* **Your goal**:
Would you write out the entries below, every one of them, exactly?

Data items
..........

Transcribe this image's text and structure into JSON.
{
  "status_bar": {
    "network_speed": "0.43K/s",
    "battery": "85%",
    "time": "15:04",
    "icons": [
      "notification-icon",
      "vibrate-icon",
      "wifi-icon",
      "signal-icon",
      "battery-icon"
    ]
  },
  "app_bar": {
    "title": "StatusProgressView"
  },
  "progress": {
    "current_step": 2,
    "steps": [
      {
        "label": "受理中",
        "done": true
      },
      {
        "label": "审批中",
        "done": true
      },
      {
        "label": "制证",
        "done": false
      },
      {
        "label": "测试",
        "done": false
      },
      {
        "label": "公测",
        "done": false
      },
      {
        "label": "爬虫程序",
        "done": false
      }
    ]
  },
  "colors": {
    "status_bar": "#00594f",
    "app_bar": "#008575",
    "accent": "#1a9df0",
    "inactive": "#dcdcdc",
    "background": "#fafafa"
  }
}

..........

* **Reply**:
Transcribe this image's text and structure into JSON.
{
  "status_bar": {
    "network_speed": "0.43K/s",
    "battery": "85%",
    "time": "15:04",
    "icons": [
      "notification-icon",
      "vibrate-icon",
      "wifi-icon",
      "signal-icon",
      "battery-icon"
    ]
  },
  "app_bar": {
    "title": "StatusProgressView"
  },
  "progress": {
    "current_step": 2,
    "steps": [
      {
        "label": "受理中",
        "done": true
      },
      {
        "label": "审批中",
        "done": true
      },
      {
        "label": "制证",
        "done": false
      },
      {
        "label": "测试",
        "done": false
      },
      {
        "label": "公测",
        "done": false
      },
      {
        "label": "爬虫程序",
        "done": false
      }
    ]
  },
  "colors": {
    "status_bar": "#00594f",
    "app_bar": "#008575",
    "accent": "#1a9df0",
    "inactive": "#dcdcdc",
    "background": "#fafafa"
  }
}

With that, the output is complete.